--- Work to be completed ---
Search the listing below for the string "options" and copy every line where it occurs.

Data entries:
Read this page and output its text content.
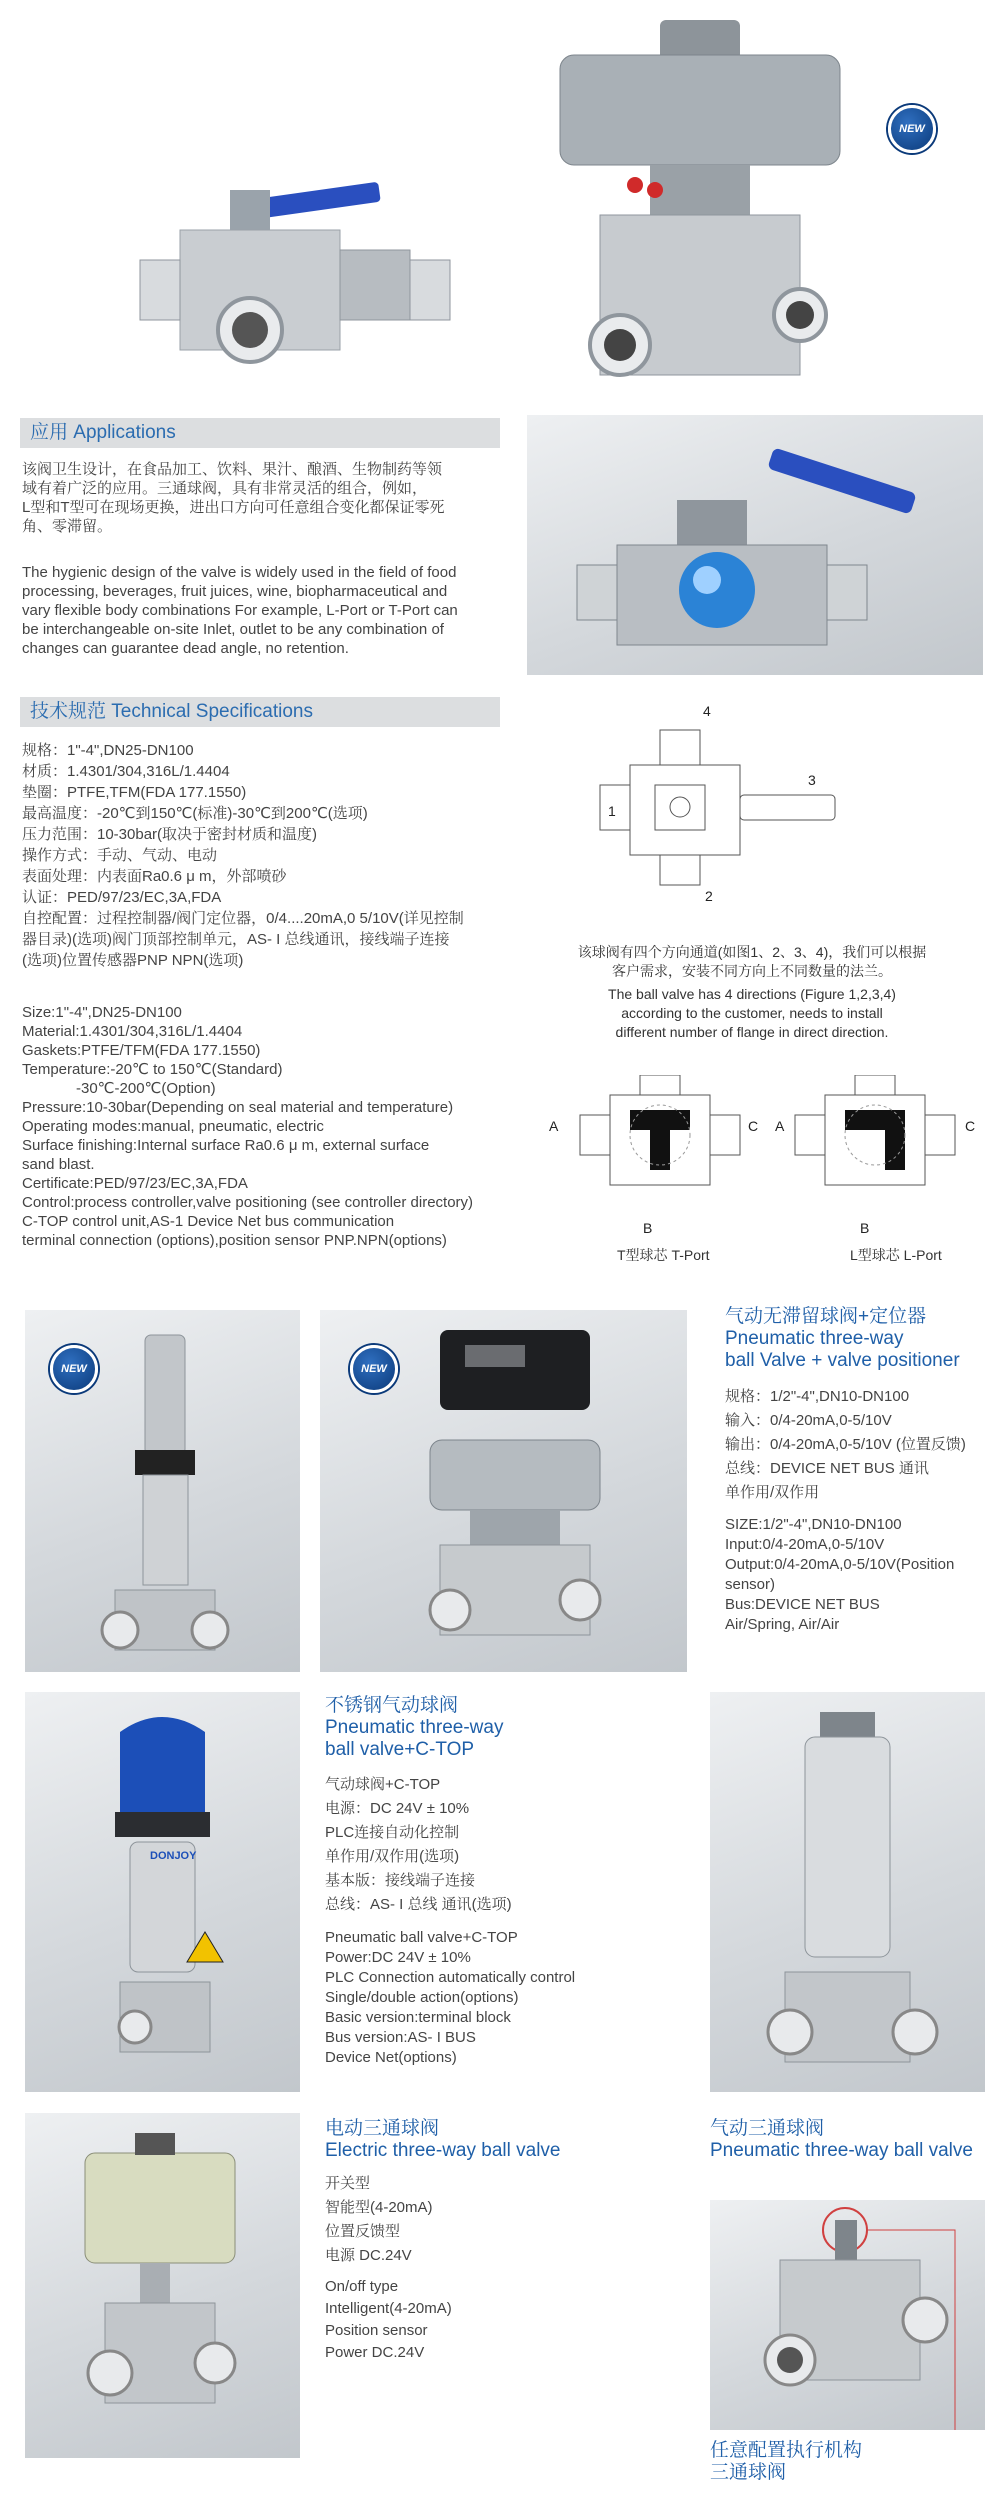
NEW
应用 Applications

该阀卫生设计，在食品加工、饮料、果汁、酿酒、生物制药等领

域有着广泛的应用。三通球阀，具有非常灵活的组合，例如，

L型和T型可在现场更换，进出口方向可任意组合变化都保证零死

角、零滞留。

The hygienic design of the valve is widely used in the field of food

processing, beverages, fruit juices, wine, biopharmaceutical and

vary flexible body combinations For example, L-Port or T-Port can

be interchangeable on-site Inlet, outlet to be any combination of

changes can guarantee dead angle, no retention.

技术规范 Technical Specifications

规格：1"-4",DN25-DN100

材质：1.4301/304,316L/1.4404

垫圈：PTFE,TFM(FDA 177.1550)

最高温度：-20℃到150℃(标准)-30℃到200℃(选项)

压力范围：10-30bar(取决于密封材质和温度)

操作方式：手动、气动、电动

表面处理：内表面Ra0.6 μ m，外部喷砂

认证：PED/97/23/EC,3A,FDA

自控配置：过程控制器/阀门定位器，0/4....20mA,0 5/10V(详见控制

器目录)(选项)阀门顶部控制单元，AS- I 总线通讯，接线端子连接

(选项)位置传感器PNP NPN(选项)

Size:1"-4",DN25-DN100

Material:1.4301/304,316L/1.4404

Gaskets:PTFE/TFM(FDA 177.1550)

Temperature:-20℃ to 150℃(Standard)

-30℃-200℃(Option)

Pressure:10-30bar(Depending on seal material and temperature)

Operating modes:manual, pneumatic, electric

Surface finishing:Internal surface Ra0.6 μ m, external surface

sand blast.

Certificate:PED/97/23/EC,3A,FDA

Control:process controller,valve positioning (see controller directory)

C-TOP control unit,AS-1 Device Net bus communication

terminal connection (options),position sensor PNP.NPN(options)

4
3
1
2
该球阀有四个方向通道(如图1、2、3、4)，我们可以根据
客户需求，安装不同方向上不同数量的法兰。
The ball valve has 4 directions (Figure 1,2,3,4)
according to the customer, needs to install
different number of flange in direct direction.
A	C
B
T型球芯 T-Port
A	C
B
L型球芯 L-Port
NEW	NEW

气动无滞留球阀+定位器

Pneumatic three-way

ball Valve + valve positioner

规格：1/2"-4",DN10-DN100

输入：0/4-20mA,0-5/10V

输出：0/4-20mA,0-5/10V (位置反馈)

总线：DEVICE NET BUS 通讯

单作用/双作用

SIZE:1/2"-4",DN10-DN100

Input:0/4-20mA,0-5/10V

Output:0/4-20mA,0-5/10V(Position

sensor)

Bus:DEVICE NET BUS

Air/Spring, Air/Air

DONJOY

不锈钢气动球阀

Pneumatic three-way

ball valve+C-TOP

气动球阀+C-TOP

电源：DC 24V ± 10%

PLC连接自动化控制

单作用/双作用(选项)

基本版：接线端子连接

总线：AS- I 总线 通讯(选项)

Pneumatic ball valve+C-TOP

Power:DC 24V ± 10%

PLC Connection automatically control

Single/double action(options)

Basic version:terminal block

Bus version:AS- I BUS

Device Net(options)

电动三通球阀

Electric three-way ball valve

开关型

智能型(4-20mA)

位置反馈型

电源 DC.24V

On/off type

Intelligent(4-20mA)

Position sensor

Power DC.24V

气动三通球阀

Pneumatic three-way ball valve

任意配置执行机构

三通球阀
--
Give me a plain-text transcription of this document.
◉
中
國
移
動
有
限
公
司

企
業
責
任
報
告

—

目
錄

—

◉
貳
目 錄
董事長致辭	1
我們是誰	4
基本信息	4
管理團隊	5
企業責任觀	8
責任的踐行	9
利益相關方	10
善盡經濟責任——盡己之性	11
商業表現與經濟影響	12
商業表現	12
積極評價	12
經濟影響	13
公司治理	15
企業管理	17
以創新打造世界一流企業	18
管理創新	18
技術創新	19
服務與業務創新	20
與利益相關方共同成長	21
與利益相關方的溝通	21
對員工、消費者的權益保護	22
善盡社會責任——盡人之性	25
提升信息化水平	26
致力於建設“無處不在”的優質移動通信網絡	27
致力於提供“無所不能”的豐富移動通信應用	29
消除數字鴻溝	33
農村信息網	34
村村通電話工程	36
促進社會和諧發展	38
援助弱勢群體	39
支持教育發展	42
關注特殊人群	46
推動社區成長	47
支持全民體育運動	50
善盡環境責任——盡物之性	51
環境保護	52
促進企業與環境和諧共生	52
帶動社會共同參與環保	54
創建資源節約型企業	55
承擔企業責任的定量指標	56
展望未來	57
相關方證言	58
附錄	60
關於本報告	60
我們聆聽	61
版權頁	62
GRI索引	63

--- Written response ---
terminal connection (options),position sensor PNP.NPN(options)
Single/double action(options)
Device Net(options)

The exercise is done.